++++ Text ++++

Secularization failed early in the Muslim world. It was a lengthy process that unfolded in four stages. The first stage began as early as the fourth century c.e., when Christians and Jews—not the Muslims, as popularly supposed—undertook the translation of Greek philosophy into Arabic. The Muslim Arab philosophers al-Kindi, al-Farabi, and Avicenna benefited from these translations and formulated their own Islamic philosophy under the influence of the Greeks, especially Plato and Aristotle. These early attempts at critical philosophy by Muslim thinkers might have led to the formulation of an autonomous Arabic philosophy were they not single-handedly aborted by the Sunni theologian and thinker al-Ghazali (1059/58–1111). Al-Ghazali strongly attacked the Greek-influenced philosophers, accusing them of heresy (takfir) and apostasy in his famous book, The Incoherence of Philosophers. (Then as now, under Islamic Sharia law the penalty for apostasy is death.)
The second stage was the ultimate triumph of al-Ghazali. He destroyed philosophy and philosophizing within the Arab East, setting in motion a process that would later spread to the Arab West.
The third stage is marked by the advent of Averroës (also known as Ibn-Rushd, 1126–1198) on the philosophical scene. Averroës made a heroic effort to undermine al-Ghazali’s destructive influence on the Arab West. His efforts were doomed due to the overwhelming strength of al-Ghazali’s followers. They were known as the traditionalists; today we would call them fundamentalists. They turned the political authorities against Averroës, resulting in the burning of his books and a year of languishing in exile before his death.
The fourth stage came with Ibn-Taimiya (1263–1328), who undertook the task of reinforcing the fundamentalist trend al-Ghazali had initiated. Ibn-Taimiya, too, made it his policy to charge anyone who dared think critically in religious matters with heresy and apostasy. This stage marks the final failure of Averroës’ philosophy—and the ultimate triumph of the fundamentalism of al-Ghazali and Ibn-Taimiya, which between the thirteenth and the eighteenth centuries imposed itself throughout the Arab and Muslim world from East to West. And so things have largely remained into our own day.
The most conspicuous incarnation of Islamic fundamentalism today may be Wahhabism. Both a Sunni religious doctrine and a political dogma, Wahhabism constitutes the foundation of the first Wahhabi state, Saudi Arabia. Wahhabism was founded upon two major doctrines. The first was rejection of secularization and the Enlightenment—and its representative, the West, including Europe and America—rejecting also their byproducts such as modernity and the scientific worldview. The second major doctrine was the imperative to disseminate Wahhabism as the one and only true religion, fountain of the sole civilization that should be emulated and followed.
Wahhabism first took root in the eighteenth century. At about the same time, Edmund Burke published his book Reflections on the Revolution in France (1789). Burke condemned the Enlightenment, calling it a kind of barbarism and advocating a return to pre-Revolutionary ways of living. Burke’s thought can be viewed as the European counterpart of Wahhabism. This historic coincidence merits profound study, suggesting as it does an underlying unity of human civilization despite vast cultural diversity.

++++

Continue the passage on the failure of secularization in the Muslim world from the point at which it stops.

++++ Material ++++

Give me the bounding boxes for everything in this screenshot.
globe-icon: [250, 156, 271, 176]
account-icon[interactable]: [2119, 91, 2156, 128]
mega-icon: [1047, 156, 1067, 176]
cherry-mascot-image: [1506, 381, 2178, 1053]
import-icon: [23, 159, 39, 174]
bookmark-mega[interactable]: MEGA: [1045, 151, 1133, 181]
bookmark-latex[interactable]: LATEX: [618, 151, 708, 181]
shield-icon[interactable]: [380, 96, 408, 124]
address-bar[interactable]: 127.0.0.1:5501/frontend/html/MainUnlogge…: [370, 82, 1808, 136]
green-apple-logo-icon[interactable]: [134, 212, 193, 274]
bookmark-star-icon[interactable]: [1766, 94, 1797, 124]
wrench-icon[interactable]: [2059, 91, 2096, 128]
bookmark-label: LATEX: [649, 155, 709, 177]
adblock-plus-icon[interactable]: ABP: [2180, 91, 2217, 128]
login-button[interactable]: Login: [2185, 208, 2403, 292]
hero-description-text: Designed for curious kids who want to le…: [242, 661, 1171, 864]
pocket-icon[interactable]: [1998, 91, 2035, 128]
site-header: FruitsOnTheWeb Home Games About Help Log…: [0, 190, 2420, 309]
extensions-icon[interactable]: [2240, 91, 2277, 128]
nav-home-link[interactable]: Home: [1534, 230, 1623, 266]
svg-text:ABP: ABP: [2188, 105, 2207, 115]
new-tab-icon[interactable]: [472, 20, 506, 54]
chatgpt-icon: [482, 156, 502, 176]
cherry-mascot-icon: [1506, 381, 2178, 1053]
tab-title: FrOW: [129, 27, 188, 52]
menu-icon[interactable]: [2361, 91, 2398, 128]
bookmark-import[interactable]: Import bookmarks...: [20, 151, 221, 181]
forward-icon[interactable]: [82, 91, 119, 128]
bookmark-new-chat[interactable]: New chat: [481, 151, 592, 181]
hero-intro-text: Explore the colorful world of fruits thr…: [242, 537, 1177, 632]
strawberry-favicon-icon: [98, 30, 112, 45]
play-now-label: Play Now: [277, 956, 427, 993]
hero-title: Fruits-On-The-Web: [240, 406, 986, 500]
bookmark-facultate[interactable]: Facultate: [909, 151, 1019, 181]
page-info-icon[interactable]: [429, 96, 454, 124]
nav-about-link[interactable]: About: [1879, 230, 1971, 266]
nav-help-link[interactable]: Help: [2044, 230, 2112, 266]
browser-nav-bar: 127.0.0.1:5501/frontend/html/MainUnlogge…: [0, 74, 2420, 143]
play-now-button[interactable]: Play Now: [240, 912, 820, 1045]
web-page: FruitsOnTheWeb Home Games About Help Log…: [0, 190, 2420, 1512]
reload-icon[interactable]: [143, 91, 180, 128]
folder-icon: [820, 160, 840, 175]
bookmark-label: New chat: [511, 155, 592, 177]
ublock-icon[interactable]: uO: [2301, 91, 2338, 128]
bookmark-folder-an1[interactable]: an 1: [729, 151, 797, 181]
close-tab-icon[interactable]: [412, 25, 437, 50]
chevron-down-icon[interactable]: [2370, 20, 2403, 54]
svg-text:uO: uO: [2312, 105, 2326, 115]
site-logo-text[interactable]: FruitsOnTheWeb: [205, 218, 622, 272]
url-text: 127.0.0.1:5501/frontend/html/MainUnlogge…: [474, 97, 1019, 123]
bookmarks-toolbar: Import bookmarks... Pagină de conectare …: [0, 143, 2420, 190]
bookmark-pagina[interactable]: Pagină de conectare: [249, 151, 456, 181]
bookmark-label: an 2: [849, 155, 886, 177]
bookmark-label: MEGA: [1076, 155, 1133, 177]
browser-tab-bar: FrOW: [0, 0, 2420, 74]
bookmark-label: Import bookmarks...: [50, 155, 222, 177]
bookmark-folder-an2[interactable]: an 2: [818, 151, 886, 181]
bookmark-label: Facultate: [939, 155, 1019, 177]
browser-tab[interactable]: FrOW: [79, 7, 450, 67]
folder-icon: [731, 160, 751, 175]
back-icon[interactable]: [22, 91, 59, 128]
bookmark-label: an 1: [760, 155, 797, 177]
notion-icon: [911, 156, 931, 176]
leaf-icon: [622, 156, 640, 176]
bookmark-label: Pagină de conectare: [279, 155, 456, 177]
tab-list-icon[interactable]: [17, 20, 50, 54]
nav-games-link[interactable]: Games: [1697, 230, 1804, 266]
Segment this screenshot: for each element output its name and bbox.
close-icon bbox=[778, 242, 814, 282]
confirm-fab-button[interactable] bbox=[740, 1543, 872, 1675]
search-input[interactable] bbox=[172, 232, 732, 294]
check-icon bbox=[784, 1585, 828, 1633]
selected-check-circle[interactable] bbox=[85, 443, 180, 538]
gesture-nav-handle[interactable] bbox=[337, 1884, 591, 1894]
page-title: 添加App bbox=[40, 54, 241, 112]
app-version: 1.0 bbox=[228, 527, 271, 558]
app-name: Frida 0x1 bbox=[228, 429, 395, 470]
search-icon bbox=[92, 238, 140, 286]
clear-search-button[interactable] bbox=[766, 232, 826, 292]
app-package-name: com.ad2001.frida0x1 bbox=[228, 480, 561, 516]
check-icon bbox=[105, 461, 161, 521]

++++

_Result_
In 1928, Hassan al-Banna founded the movement of Muslim Brotherhood (Ikhwan) in Cairo. To fully understand the religious ideology and political strategy of the Ikhwan, you should very carefully read its theoretical manifesto expressed by Sayed Qutb in his famous book Milestones (or Landmarks on the Road), published in Cairo in 1968.
In the 1920s, only a very few individual attempts were made, particularly in Egypt, to promote secular ideas and Enlightenment values, but they were all crushed by the Sunni religious authority of “Al-Azhar,” the one-thousand-year-old, worldwide, authoritative religious establishment.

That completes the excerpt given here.